PROBLEM DETAILS: Reproduce every record below exactly as it appears.

Figure record extracts:
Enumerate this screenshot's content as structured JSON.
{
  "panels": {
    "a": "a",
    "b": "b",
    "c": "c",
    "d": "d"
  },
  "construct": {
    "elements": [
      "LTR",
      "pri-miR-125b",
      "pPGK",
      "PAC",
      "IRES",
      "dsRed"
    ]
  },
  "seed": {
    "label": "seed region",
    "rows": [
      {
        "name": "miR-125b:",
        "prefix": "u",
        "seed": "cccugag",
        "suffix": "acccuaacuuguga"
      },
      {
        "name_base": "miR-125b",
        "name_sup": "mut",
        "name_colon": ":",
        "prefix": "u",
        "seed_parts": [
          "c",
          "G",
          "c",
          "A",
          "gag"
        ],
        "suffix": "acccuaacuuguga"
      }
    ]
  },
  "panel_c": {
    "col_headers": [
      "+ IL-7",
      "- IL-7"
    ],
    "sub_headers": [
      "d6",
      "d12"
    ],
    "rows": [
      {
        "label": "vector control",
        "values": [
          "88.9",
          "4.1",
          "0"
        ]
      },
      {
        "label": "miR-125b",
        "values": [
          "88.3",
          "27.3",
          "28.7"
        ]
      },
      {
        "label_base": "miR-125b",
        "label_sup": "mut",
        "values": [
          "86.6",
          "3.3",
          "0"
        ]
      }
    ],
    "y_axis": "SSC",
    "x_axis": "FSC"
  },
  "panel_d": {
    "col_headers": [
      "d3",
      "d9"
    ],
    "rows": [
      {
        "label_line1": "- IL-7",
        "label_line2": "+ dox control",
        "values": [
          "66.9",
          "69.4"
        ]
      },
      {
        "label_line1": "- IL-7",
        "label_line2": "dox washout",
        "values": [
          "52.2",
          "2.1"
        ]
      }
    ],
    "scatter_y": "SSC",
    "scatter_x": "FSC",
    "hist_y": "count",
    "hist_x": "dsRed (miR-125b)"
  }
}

OUTPUT OF THE EXERCISE:
Enumerate this screenshot's content as structured JSON.
{
  "panels": {
    "a": "a",
    "b": "b",
    "c": "c",
    "d": "d"
  },
  "construct": {
    "elements": [
      "LTR",
      "pri-miR-125b",
      "pPGK",
      "PAC",
      "IRES",
      "dsRed"
    ]
  },
  "seed": {
    "label": "seed region",
    "rows": [
      {
        "name": "miR-125b:",
        "prefix": "u",
        "seed": "cccugag",
        "suffix": "acccuaacuuguga"
      },
      {
        "name_base": "miR-125b",
        "name_sup": "mut",
        "name_colon": ":",
        "prefix": "u",
        "seed_parts": [
          "c",
          "G",
          "c",
          "A",
          "gag"
        ],
        "suffix": "acccuaacuuguga"
      }
    ]
  },
  "panel_c": {
    "col_headers": [
      "+ IL-7",
      "- IL-7"
    ],
    "sub_headers": [
      "d6",
      "d12"
    ],
    "rows": [
      {
        "label": "vector control",
        "values": [
          "88.9",
          "4.1",
          "0"
        ]
      },
      {
        "label": "miR-125b",
        "values": [
          "88.3",
          "27.3",
          "28.7"
        ]
      },
      {
        "label_base": "miR-125b",
        "label_sup": "mut",
        "values": [
          "86.6",
          "3.3",
          "0"
        ]
      }
    ],
    "y_axis": "SSC",
    "x_axis": "FSC"
  },
  "panel_d": {
    "col_headers": [
      "d3",
      "d9"
    ],
    "rows": [
      {
        "label_line1": "- IL-7",
        "label_line2": "+ dox control",
        "values": [
          "66.9",
          "69.4"
        ]
      },
      {
        "label_line1": "- IL-7",
        "label_line2": "dox washout",
        "values": [
          "52.2",
          "2.1"
        ]
      }
    ],
    "scatter_y": "SSC",
    "scatter_x": "FSC",
    "hist_y": "count",
    "hist_x": "dsRed (miR-125b)"
  }
}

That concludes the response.